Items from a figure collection
================================

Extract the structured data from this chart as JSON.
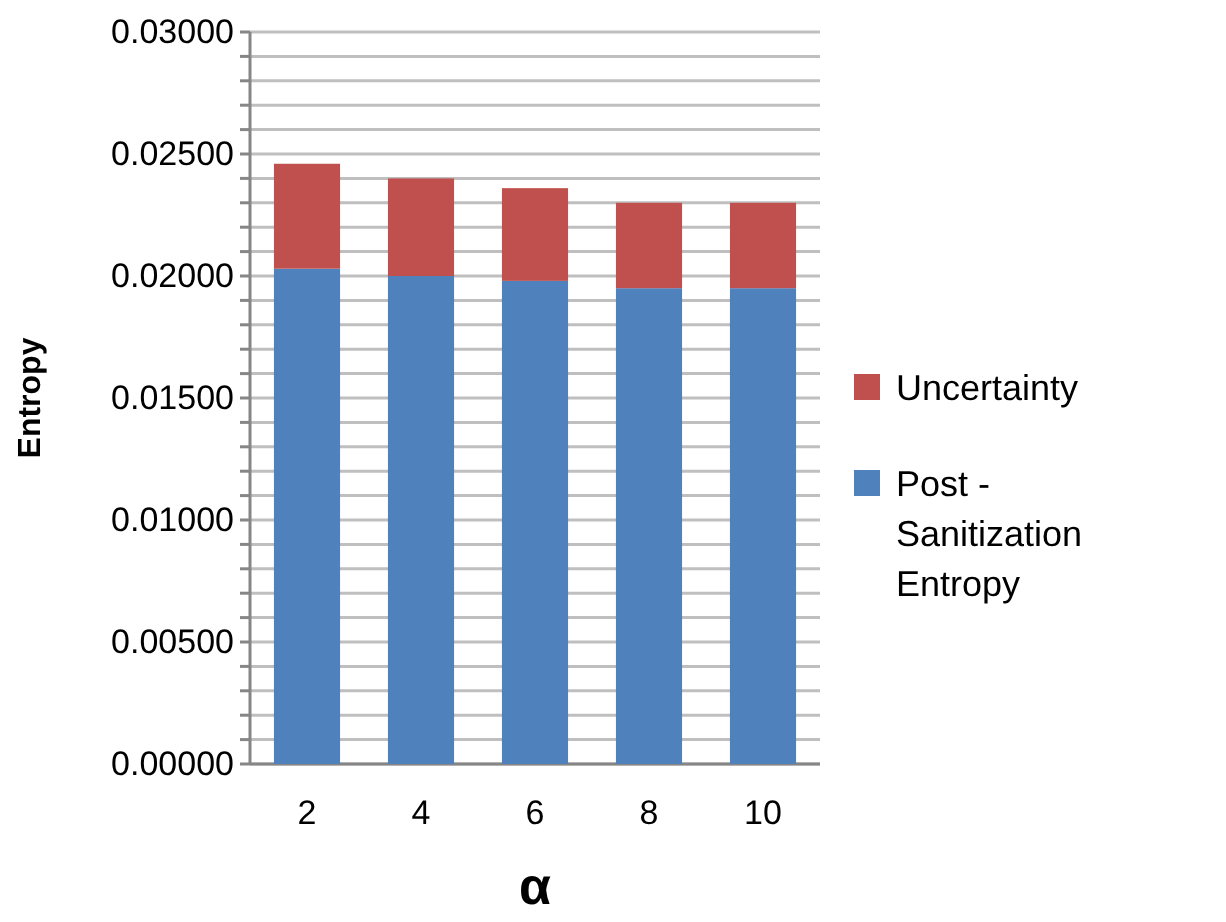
{
  "chart_data": {
    "type": "bar",
    "stacked": true,
    "xlabel": "α",
    "ylabel": "Entropy",
    "categories": [
      "2",
      "4",
      "6",
      "8",
      "10"
    ],
    "series": [
      {
        "name": "Post - Sanitization Entropy",
        "color": "#4f81bd",
        "values": [
          0.0203,
          0.02,
          0.0198,
          0.0195,
          0.0195
        ]
      },
      {
        "name": "Uncertainty",
        "color": "#c0504d",
        "values": [
          0.0043,
          0.004,
          0.0038,
          0.0035,
          0.0035
        ]
      }
    ],
    "ylim": [
      0,
      0.03
    ],
    "yticks": [
      {
        "value": 0,
        "label": "0.00000"
      },
      {
        "value": 0.001,
        "label": null
      },
      {
        "value": 0.002,
        "label": null
      },
      {
        "value": 0.003,
        "label": null
      },
      {
        "value": 0.004,
        "label": null
      },
      {
        "value": 0.005,
        "label": "0.00500"
      },
      {
        "value": 0.006,
        "label": null
      },
      {
        "value": 0.007,
        "label": null
      },
      {
        "value": 0.008,
        "label": null
      },
      {
        "value": 0.009,
        "label": null
      },
      {
        "value": 0.01,
        "label": "0.01000"
      },
      {
        "value": 0.011,
        "label": null
      },
      {
        "value": 0.012,
        "label": null
      },
      {
        "value": 0.013,
        "label": null
      },
      {
        "value": 0.014,
        "label": null
      },
      {
        "value": 0.015,
        "label": "0.01500"
      },
      {
        "value": 0.016,
        "label": null
      },
      {
        "value": 0.017,
        "label": null
      },
      {
        "value": 0.018,
        "label": null
      },
      {
        "value": 0.019,
        "label": null
      },
      {
        "value": 0.02,
        "label": "0.02000"
      },
      {
        "value": 0.021,
        "label": null
      },
      {
        "value": 0.022,
        "label": null
      },
      {
        "value": 0.023,
        "label": null
      },
      {
        "value": 0.024,
        "label": null
      },
      {
        "value": 0.025,
        "label": "0.02500"
      },
      {
        "value": 0.026,
        "label": null
      },
      {
        "value": 0.027,
        "label": null
      },
      {
        "value": 0.028,
        "label": null
      },
      {
        "value": 0.029,
        "label": null
      },
      {
        "value": 0.03,
        "label": "0.03000"
      }
    ],
    "grid": "y",
    "legend": "right"
  }
}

================================

## Objective
Check each line of the listing above for the string "name", then report only how many lines have it.

## Result of the exercise
2